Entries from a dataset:
═══
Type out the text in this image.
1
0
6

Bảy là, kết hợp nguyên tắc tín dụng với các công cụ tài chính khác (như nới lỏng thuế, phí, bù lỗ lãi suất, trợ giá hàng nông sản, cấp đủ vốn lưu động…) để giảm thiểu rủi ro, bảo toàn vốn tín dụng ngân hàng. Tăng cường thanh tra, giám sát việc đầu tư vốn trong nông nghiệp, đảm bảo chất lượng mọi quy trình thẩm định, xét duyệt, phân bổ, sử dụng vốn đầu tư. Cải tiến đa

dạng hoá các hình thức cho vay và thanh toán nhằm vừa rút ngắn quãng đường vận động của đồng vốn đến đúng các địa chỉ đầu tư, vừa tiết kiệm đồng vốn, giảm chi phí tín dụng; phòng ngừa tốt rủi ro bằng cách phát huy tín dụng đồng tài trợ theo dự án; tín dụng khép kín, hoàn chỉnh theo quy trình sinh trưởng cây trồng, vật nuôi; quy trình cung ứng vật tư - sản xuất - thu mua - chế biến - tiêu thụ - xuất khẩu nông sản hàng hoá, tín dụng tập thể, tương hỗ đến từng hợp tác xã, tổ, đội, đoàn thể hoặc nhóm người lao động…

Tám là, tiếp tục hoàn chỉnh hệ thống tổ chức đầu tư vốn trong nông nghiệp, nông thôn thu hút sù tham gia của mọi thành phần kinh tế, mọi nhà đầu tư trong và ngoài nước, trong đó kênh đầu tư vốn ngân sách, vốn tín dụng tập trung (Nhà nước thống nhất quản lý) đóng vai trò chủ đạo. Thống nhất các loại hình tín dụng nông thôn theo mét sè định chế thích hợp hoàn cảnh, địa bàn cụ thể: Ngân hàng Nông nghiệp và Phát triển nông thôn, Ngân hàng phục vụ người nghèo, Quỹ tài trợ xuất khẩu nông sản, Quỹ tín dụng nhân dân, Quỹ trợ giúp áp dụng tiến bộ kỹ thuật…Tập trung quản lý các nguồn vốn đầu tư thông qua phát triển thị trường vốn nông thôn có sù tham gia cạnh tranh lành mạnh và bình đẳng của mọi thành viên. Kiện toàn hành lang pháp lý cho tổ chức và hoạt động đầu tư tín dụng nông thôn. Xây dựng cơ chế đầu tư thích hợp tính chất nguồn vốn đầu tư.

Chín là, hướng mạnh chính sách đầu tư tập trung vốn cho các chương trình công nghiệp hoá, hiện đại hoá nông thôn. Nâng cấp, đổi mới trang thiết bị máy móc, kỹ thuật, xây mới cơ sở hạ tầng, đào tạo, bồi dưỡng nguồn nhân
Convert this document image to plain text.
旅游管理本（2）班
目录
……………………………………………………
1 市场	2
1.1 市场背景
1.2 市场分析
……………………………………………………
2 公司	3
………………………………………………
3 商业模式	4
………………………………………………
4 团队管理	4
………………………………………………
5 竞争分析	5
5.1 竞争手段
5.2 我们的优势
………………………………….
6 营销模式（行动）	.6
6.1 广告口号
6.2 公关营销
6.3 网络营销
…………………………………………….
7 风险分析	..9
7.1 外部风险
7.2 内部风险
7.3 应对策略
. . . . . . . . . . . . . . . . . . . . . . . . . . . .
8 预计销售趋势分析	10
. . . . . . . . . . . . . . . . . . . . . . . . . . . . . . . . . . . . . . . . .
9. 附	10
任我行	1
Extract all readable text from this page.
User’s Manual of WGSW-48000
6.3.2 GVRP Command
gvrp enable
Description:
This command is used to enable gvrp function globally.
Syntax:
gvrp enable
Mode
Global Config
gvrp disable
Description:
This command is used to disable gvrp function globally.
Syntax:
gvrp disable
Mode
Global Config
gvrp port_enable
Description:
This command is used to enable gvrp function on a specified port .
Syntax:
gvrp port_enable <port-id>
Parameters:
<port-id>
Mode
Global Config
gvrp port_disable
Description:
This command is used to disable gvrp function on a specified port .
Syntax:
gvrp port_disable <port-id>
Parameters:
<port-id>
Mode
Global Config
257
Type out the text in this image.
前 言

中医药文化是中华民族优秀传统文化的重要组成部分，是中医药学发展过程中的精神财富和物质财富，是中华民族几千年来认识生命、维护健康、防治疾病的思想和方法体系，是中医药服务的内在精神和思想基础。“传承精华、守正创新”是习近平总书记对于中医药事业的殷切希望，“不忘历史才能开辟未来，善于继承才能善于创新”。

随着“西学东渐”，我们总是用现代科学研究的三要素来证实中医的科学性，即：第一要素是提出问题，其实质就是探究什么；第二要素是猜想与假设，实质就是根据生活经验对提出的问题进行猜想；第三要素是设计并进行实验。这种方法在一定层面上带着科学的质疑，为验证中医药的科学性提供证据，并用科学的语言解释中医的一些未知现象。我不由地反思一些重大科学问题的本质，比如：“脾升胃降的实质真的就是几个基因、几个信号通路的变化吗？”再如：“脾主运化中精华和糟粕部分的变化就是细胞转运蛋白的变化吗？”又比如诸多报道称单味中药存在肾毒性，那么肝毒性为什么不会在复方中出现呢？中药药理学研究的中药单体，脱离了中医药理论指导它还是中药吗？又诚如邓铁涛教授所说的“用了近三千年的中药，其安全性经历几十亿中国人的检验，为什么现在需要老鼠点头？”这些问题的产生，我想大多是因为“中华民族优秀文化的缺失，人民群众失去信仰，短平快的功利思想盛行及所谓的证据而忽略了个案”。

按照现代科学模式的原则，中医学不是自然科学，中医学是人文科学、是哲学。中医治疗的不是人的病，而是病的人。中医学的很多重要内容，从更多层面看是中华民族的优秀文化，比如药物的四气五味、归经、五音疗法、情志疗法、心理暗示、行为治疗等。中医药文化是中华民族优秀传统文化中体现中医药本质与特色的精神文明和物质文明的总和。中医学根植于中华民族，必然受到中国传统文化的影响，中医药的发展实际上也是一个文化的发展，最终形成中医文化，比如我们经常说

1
═══
Requirement: Without leaving anything out, quote all the data.

Exercise output:
Type out the text in this image.
1
0
6

Bảy là, kết hợp nguyên tắc tín dụng với các công cụ tài chính khác (như nới lỏng thuế, phí, bù lỗ lãi suất, trợ giá hàng nông sản, cấp đủ vốn lưu động…) để giảm thiểu rủi ro, bảo toàn vốn tín dụng ngân hàng. Tăng cường thanh tra, giám sát việc đầu tư vốn trong nông nghiệp, đảm bảo chất lượng mọi quy trình thẩm định, xét duyệt, phân bổ, sử dụng vốn đầu tư. Cải tiến đa

dạng hoá các hình thức cho vay và thanh toán nhằm vừa rút ngắn quãng đường vận động của đồng vốn đến đúng các địa chỉ đầu tư, vừa tiết kiệm đồng vốn, giảm chi phí tín dụng; phòng ngừa tốt rủi ro bằng cách phát huy tín dụng đồng tài trợ theo dự án; tín dụng khép kín, hoàn chỉnh theo quy trình sinh trưởng cây trồng, vật nuôi; quy trình cung ứng vật tư - sản xuất - thu mua - chế biến - tiêu thụ - xuất khẩu nông sản hàng hoá, tín dụng tập thể, tương hỗ đến từng hợp tác xã, tổ, đội, đoàn thể hoặc nhóm người lao động…

Tám là, tiếp tục hoàn chỉnh hệ thống tổ chức đầu tư vốn trong nông nghiệp, nông thôn thu hút sù tham gia của mọi thành phần kinh tế, mọi nhà đầu tư trong và ngoài nước, trong đó kênh đầu tư vốn ngân sách, vốn tín dụng tập trung (Nhà nước thống nhất quản lý) đóng vai trò chủ đạo. Thống nhất các loại hình tín dụng nông thôn theo mét sè định chế thích hợp hoàn cảnh, địa bàn cụ thể: Ngân hàng Nông nghiệp và Phát triển nông thôn, Ngân hàng phục vụ người nghèo, Quỹ tài trợ xuất khẩu nông sản, Quỹ tín dụng nhân dân, Quỹ trợ giúp áp dụng tiến bộ kỹ thuật…Tập trung quản lý các nguồn vốn đầu tư thông qua phát triển thị trường vốn nông thôn có sù tham gia cạnh tranh lành mạnh và bình đẳng của mọi thành viên. Kiện toàn hành lang pháp lý cho tổ chức và hoạt động đầu tư tín dụng nông thôn. Xây dựng cơ chế đầu tư thích hợp tính chất nguồn vốn đầu tư.

Chín là, hướng mạnh chính sách đầu tư tập trung vốn cho các chương trình công nghiệp hoá, hiện đại hoá nông thôn. Nâng cấp, đổi mới trang thiết bị máy móc, kỹ thuật, xây mới cơ sở hạ tầng, đào tạo, bồi dưỡng nguồn nhân
Convert this document image to plain text.
旅游管理本（2）班
目录
……………………………………………………
1 市场	2
1.1 市场背景
1.2 市场分析
……………………………………………………
2 公司	3
………………………………………………
3 商业模式	4
………………………………………………
4 团队管理	4
………………………………………………
5 竞争分析	5
5.1 竞争手段
5.2 我们的优势
………………………………….
6 营销模式（行动）	.6
6.1 广告口号
6.2 公关营销
6.3 网络营销
…………………………………………….
7 风险分析	..9
7.1 外部风险
7.2 内部风险
7.3 应对策略
. . . . . . . . . . . . . . . . . . . . . . . . . . . .
8 预计销售趋势分析	10
. . . . . . . . . . . . . . . . . . . . . . . . . . . . . . . . . . . . . . . . .
9. 附	10
任我行	1
Extract all readable text from this page.
User’s Manual of WGSW-48000
6.3.2 GVRP Command
gvrp enable
Description:
This command is used to enable gvrp function globally.
Syntax:
gvrp enable
Mode
Global Config
gvrp disable
Description:
This command is used to disable gvrp function globally.
Syntax:
gvrp disable
Mode
Global Config
gvrp port_enable
Description:
This command is used to enable gvrp function on a specified port .
Syntax:
gvrp port_enable <port-id>
Parameters:
<port-id>
Mode
Global Config
gvrp port_disable
Description:
This command is used to disable gvrp function on a specified port .
Syntax:
gvrp port_disable <port-id>
Parameters:
<port-id>
Mode
Global Config
257
Type out the text in this image.
前 言

中医药文化是中华民族优秀传统文化的重要组成部分，是中医药学发展过程中的精神财富和物质财富，是中华民族几千年来认识生命、维护健康、防治疾病的思想和方法体系，是中医药服务的内在精神和思想基础。“传承精华、守正创新”是习近平总书记对于中医药事业的殷切希望，“不忘历史才能开辟未来，善于继承才能善于创新”。

随着“西学东渐”，我们总是用现代科学研究的三要素来证实中医的科学性，即：第一要素是提出问题，其实质就是探究什么；第二要素是猜想与假设，实质就是根据生活经验对提出的问题进行猜想；第三要素是设计并进行实验。这种方法在一定层面上带着科学的质疑，为验证中医药的科学性提供证据，并用科学的语言解释中医的一些未知现象。我不由地反思一些重大科学问题的本质，比如：“脾升胃降的实质真的就是几个基因、几个信号通路的变化吗？”再如：“脾主运化中精华和糟粕部分的变化就是细胞转运蛋白的变化吗？”又比如诸多报道称单味中药存在肾毒性，那么肝毒性为什么不会在复方中出现呢？中药药理学研究的中药单体，脱离了中医药理论指导它还是中药吗？又诚如邓铁涛教授所说的“用了近三千年的中药，其安全性经历几十亿中国人的检验，为什么现在需要老鼠点头？”这些问题的产生，我想大多是因为“中华民族优秀文化的缺失，人民群众失去信仰，短平快的功利思想盛行及所谓的证据而忽略了个案”。

按照现代科学模式的原则，中医学不是自然科学，中医学是人文科学、是哲学。中医治疗的不是人的病，而是病的人。中医学的很多重要内容，从更多层面看是中华民族的优秀文化，比如药物的四气五味、归经、五音疗法、情志疗法、心理暗示、行为治疗等。中医药文化是中华民族优秀传统文化中体现中医药本质与特色的精神文明和物质文明的总和。中医学根植于中华民族，必然受到中国传统文化的影响，中医药的发展实际上也是一个文化的发展，最终形成中医文化，比如我们经常说

1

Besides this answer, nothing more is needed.